→ **Stated exercise**:
Omit every image, and transcribe the remaining entries exactly as given.

→ **Excerpted data**:

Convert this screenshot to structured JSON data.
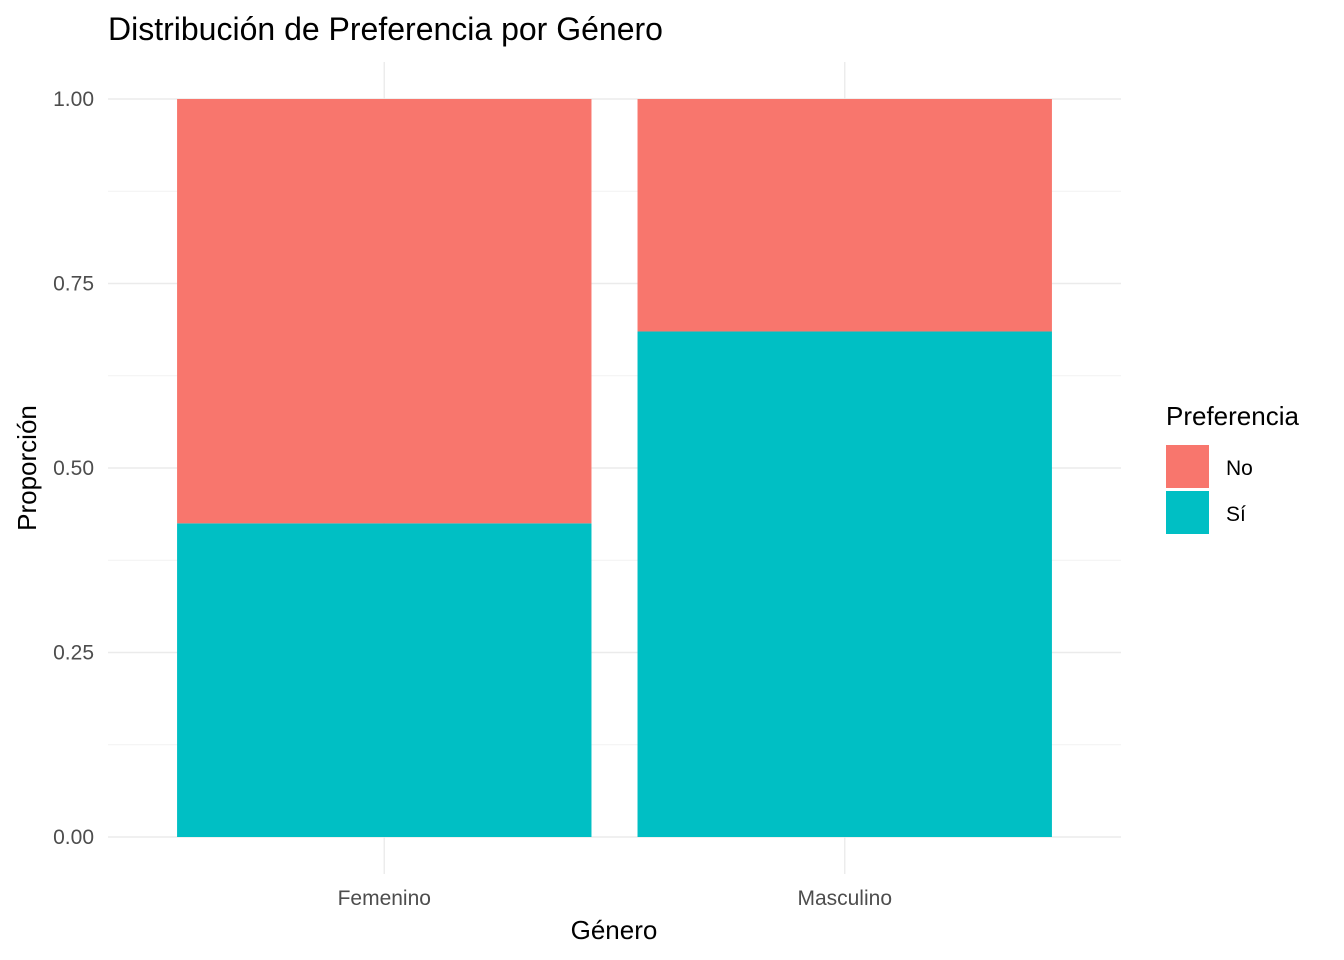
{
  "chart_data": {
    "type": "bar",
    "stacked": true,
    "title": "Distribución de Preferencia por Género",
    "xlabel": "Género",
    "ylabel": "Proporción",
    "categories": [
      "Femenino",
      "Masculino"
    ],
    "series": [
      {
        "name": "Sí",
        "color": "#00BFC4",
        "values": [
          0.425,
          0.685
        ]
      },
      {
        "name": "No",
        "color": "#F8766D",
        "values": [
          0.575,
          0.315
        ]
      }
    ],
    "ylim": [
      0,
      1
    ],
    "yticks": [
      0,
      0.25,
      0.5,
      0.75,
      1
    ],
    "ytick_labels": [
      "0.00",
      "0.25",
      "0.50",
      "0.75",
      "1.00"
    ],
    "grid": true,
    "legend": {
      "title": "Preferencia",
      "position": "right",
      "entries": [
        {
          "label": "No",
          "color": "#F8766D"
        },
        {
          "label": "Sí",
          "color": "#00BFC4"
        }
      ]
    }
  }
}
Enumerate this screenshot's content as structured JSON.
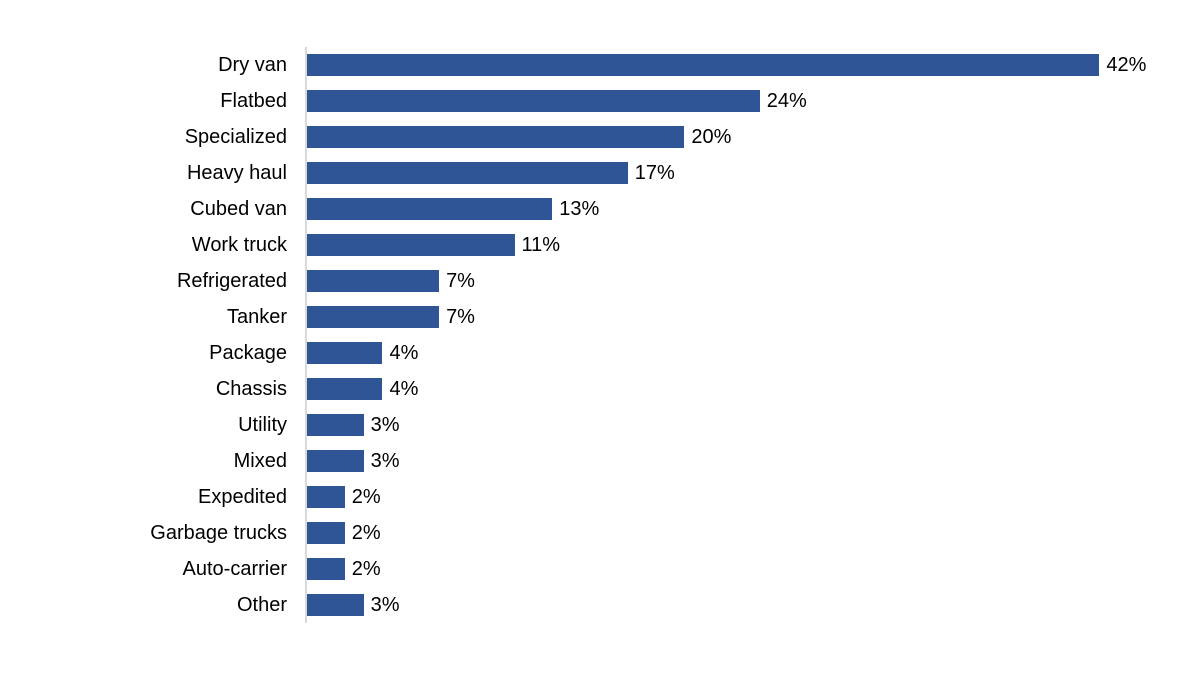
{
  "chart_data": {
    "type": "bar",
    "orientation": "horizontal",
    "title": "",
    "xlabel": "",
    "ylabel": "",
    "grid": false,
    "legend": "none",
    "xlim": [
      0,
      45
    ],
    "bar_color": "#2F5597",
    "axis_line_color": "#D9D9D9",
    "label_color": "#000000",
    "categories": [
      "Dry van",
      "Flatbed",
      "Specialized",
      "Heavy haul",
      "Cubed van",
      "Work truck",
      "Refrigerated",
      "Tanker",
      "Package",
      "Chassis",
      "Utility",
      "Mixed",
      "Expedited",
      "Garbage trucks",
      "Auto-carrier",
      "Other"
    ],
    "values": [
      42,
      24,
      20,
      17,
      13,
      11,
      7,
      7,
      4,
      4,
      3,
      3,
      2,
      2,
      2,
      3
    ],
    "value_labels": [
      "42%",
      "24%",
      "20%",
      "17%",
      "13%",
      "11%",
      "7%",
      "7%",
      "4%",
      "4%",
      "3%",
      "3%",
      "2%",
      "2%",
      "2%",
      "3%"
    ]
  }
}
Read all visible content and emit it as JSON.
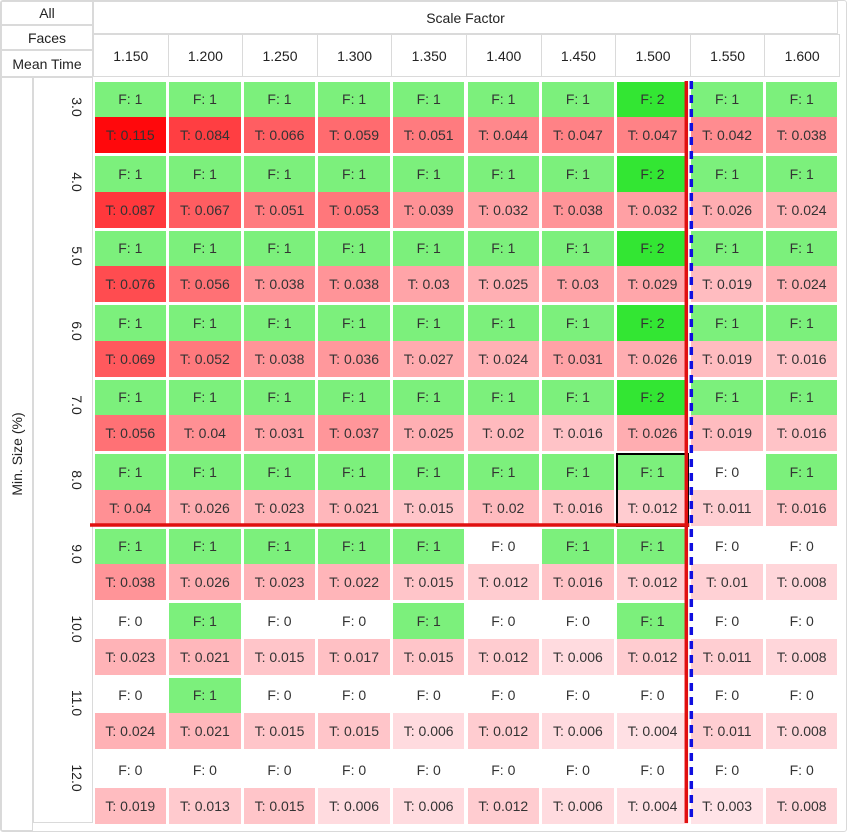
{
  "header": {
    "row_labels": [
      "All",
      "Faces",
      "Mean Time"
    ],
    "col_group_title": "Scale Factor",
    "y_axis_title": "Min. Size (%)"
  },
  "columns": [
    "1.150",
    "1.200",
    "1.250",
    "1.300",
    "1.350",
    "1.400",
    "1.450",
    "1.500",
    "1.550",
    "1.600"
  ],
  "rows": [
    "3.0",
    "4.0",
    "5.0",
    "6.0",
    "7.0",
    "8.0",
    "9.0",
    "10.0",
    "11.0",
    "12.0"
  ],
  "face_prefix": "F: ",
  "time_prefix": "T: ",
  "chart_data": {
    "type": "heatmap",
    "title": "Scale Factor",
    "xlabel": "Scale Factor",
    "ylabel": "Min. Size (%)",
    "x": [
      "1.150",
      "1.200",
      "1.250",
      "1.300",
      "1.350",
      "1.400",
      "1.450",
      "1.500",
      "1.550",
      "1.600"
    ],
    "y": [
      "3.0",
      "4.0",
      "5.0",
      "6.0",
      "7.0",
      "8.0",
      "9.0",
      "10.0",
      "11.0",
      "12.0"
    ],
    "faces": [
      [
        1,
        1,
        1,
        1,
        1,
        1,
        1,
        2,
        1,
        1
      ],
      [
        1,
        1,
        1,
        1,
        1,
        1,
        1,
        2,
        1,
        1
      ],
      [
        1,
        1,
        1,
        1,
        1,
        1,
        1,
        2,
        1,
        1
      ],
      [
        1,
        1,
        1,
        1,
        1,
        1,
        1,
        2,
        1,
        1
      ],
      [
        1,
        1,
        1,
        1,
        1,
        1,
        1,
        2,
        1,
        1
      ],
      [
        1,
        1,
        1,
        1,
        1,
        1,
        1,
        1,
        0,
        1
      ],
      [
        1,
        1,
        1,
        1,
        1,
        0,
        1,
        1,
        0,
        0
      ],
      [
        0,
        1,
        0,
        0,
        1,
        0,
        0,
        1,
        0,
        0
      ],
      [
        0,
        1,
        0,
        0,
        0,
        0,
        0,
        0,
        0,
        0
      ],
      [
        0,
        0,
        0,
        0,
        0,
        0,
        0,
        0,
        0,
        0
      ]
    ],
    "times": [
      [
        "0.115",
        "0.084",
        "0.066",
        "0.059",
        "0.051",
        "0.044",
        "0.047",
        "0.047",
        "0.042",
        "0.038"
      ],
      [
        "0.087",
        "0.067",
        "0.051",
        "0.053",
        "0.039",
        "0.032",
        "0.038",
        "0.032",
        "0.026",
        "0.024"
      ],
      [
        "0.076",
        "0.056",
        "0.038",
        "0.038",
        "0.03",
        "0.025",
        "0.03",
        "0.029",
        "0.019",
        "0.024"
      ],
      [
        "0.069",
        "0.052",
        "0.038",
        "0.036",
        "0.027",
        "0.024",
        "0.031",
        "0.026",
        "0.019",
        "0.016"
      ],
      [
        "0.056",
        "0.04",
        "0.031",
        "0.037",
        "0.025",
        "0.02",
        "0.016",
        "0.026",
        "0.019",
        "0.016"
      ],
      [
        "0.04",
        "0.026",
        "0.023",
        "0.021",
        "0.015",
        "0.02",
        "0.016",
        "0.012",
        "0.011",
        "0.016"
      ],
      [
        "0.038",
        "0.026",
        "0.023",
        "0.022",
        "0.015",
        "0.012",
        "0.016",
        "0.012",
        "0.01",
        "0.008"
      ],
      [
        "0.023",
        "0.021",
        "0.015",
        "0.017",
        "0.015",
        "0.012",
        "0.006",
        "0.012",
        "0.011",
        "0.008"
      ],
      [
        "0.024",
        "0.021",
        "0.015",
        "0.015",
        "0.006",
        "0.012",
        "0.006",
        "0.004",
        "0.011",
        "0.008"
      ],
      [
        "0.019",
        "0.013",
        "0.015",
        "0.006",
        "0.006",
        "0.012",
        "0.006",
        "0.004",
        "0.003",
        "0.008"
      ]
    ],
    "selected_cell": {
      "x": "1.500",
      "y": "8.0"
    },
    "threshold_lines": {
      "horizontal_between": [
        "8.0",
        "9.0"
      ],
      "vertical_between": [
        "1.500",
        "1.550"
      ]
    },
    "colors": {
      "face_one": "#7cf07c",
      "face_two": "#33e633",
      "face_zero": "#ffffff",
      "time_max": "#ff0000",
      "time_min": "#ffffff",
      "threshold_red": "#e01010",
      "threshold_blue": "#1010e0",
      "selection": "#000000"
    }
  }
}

→ **Task result**:
Convert this screenshot to structured JSON data.
{
  "chart_data": {
    "type": "bar",
    "stacked": true,
    "title": "Distribución de Preferencia por Género",
    "xlabel": "Género",
    "ylabel": "Proporción",
    "categories": [
      "Femenino",
      "Masculino"
    ],
    "series": [
      {
        "name": "Sí",
        "color": "#00BFC4",
        "values": [
          0.425,
          0.685
        ]
      },
      {
        "name": "No",
        "color": "#F8766D",
        "values": [
          0.575,
          0.315
        ]
      }
    ],
    "ylim": [
      0,
      1
    ],
    "yticks": [
      0,
      0.25,
      0.5,
      0.75,
      1
    ],
    "ytick_labels": [
      "0.00",
      "0.25",
      "0.50",
      "0.75",
      "1.00"
    ],
    "grid": true,
    "legend": {
      "title": "Preferencia",
      "position": "right",
      "entries": [
        {
          "label": "No",
          "color": "#F8766D"
        },
        {
          "label": "Sí",
          "color": "#00BFC4"
        }
      ]
    }
  }
}
Enumerate this screenshot's content as structured JSON.
{
  "chart_data": {
    "type": "bar",
    "orientation": "horizontal",
    "title": "",
    "xlabel": "",
    "ylabel": "",
    "grid": false,
    "legend": "none",
    "xlim": [
      0,
      45
    ],
    "bar_color": "#2F5597",
    "axis_line_color": "#D9D9D9",
    "label_color": "#000000",
    "categories": [
      "Dry van",
      "Flatbed",
      "Specialized",
      "Heavy haul",
      "Cubed van",
      "Work truck",
      "Refrigerated",
      "Tanker",
      "Package",
      "Chassis",
      "Utility",
      "Mixed",
      "Expedited",
      "Garbage trucks",
      "Auto-carrier",
      "Other"
    ],
    "values": [
      42,
      24,
      20,
      17,
      13,
      11,
      7,
      7,
      4,
      4,
      3,
      3,
      2,
      2,
      2,
      3
    ],
    "value_labels": [
      "42%",
      "24%",
      "20%",
      "17%",
      "13%",
      "11%",
      "7%",
      "7%",
      "4%",
      "4%",
      "3%",
      "3%",
      "2%",
      "2%",
      "2%",
      "3%"
    ]
  }
}
Read all visible content and emit it as JSON.
{
  "header": {
    "row_labels": [
      "All",
      "Faces",
      "Mean Time"
    ],
    "col_group_title": "Scale Factor",
    "y_axis_title": "Min. Size (%)"
  },
  "columns": [
    "1.150",
    "1.200",
    "1.250",
    "1.300",
    "1.350",
    "1.400",
    "1.450",
    "1.500",
    "1.550",
    "1.600"
  ],
  "rows": [
    "3.0",
    "4.0",
    "5.0",
    "6.0",
    "7.0",
    "8.0",
    "9.0",
    "10.0",
    "11.0",
    "12.0"
  ],
  "face_prefix": "F: ",
  "time_prefix": "T: ",
  "chart_data": {
    "type": "heatmap",
    "title": "Scale Factor",
    "xlabel": "Scale Factor",
    "ylabel": "Min. Size (%)",
    "x": [
      "1.150",
      "1.200",
      "1.250",
      "1.300",
      "1.350",
      "1.400",
      "1.450",
      "1.500",
      "1.550",
      "1.600"
    ],
    "y": [
      "3.0",
      "4.0",
      "5.0",
      "6.0",
      "7.0",
      "8.0",
      "9.0",
      "10.0",
      "11.0",
      "12.0"
    ],
    "faces": [
      [
        1,
        1,
        1,
        1,
        1,
        1,
        1,
        2,
        1,
        1
      ],
      [
        1,
        1,
        1,
        1,
        1,
        1,
        1,
        2,
        1,
        1
      ],
      [
        1,
        1,
        1,
        1,
        1,
        1,
        1,
        2,
        1,
        1
      ],
      [
        1,
        1,
        1,
        1,
        1,
        1,
        1,
        2,
        1,
        1
      ],
      [
        1,
        1,
        1,
        1,
        1,
        1,
        1,
        2,
        1,
        1
      ],
      [
        1,
        1,
        1,
        1,
        1,
        1,
        1,
        1,
        0,
        1
      ],
      [
        1,
        1,
        1,
        1,
        1,
        0,
        1,
        1,
        0,
        0
      ],
      [
        0,
        1,
        0,
        0,
        1,
        0,
        0,
        1,
        0,
        0
      ],
      [
        0,
        1,
        0,
        0,
        0,
        0,
        0,
        0,
        0,
        0
      ],
      [
        0,
        0,
        0,
        0,
        0,
        0,
        0,
        0,
        0,
        0
      ]
    ],
    "times": [
      [
        "0.115",
        "0.084",
        "0.066",
        "0.059",
        "0.051",
        "0.044",
        "0.047",
        "0.047",
        "0.042",
        "0.038"
      ],
      [
        "0.087",
        "0.067",
        "0.051",
        "0.053",
        "0.039",
        "0.032",
        "0.038",
        "0.032",
        "0.026",
        "0.024"
      ],
      [
        "0.076",
        "0.056",
        "0.038",
        "0.038",
        "0.03",
        "0.025",
        "0.03",
        "0.029",
        "0.019",
        "0.024"
      ],
      [
        "0.069",
        "0.052",
        "0.038",
        "0.036",
        "0.027",
        "0.024",
        "0.031",
        "0.026",
        "0.019",
        "0.016"
      ],
      [
        "0.056",
        "0.04",
        "0.031",
        "0.037",
        "0.025",
        "0.02",
        "0.016",
        "0.026",
        "0.019",
        "0.016"
      ],
      [
        "0.04",
        "0.026",
        "0.023",
        "0.021",
        "0.015",
        "0.02",
        "0.016",
        "0.012",
        "0.011",
        "0.016"
      ],
      [
        "0.038",
        "0.026",
        "0.023",
        "0.022",
        "0.015",
        "0.012",
        "0.016",
        "0.012",
        "0.01",
        "0.008"
      ],
      [
        "0.023",
        "0.021",
        "0.015",
        "0.017",
        "0.015",
        "0.012",
        "0.006",
        "0.012",
        "0.011",
        "0.008"
      ],
      [
        "0.024",
        "0.021",
        "0.015",
        "0.015",
        "0.006",
        "0.012",
        "0.006",
        "0.004",
        "0.011",
        "0.008"
      ],
      [
        "0.019",
        "0.013",
        "0.015",
        "0.006",
        "0.006",
        "0.012",
        "0.006",
        "0.004",
        "0.003",
        "0.008"
      ]
    ],
    "selected_cell": {
      "x": "1.500",
      "y": "8.0"
    },
    "threshold_lines": {
      "horizontal_between": [
        "8.0",
        "9.0"
      ],
      "vertical_between": [
        "1.500",
        "1.550"
      ]
    },
    "colors": {
      "face_one": "#7cf07c",
      "face_two": "#33e633",
      "face_zero": "#ffffff",
      "time_max": "#ff0000",
      "time_min": "#ffffff",
      "threshold_red": "#e01010",
      "threshold_blue": "#1010e0",
      "selection": "#000000"
    }
  }
}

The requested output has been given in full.